>> BEGIN
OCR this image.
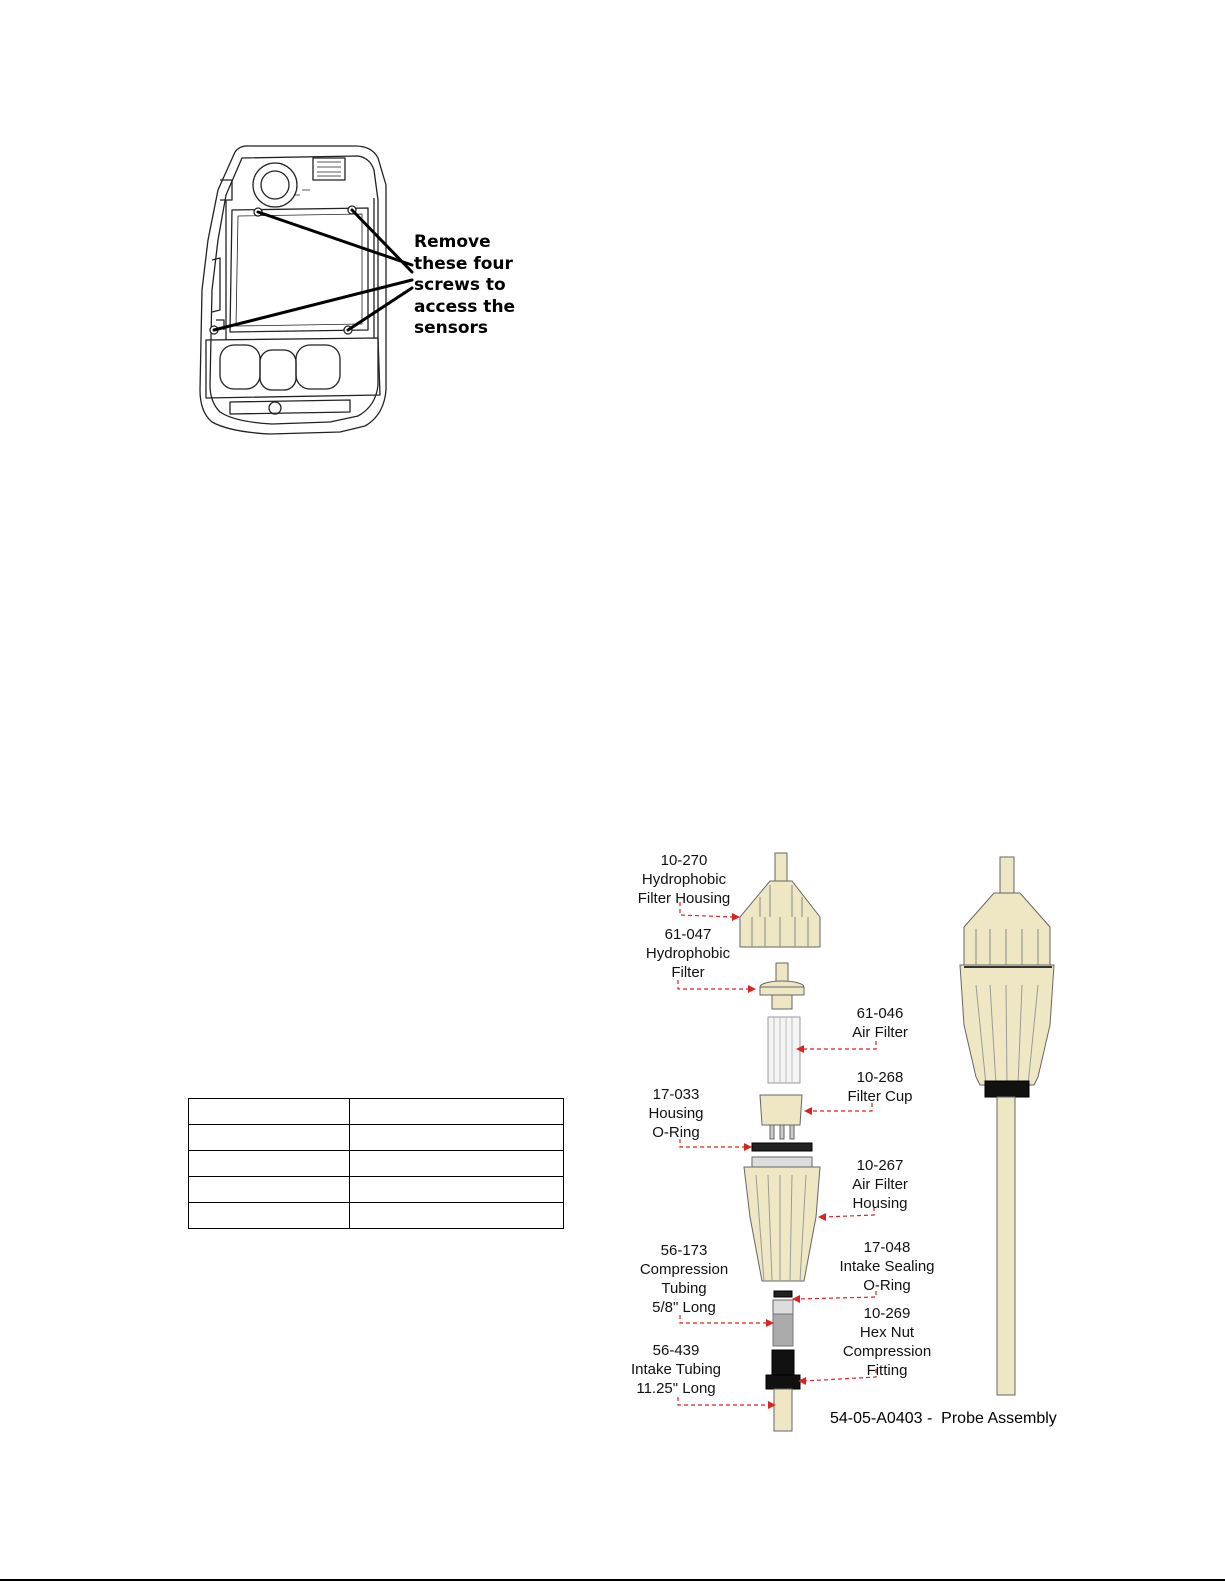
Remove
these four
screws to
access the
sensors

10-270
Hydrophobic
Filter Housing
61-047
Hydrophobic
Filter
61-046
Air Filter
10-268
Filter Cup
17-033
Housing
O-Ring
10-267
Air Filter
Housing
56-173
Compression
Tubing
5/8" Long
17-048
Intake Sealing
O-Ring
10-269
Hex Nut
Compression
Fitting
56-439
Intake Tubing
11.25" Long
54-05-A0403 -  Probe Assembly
>> END
__Prompt__. Your task is to copy the entries in full and exactly, without any images.

__Completed task__.
OCR this image.
Remove
these four
screws to
access the
sensors

10-270
Hydrophobic
Filter Housing
61-047
Hydrophobic
Filter
61-046
Air Filter
10-268
Filter Cup
17-033
Housing
O-Ring
10-267
Air Filter
Housing
56-173
Compression
Tubing
5/8" Long
17-048
Intake Sealing
O-Ring
10-269
Hex Nut
Compression
Fitting
56-439
Intake Tubing
11.25" Long
54-05-A0403 -  Probe Assembly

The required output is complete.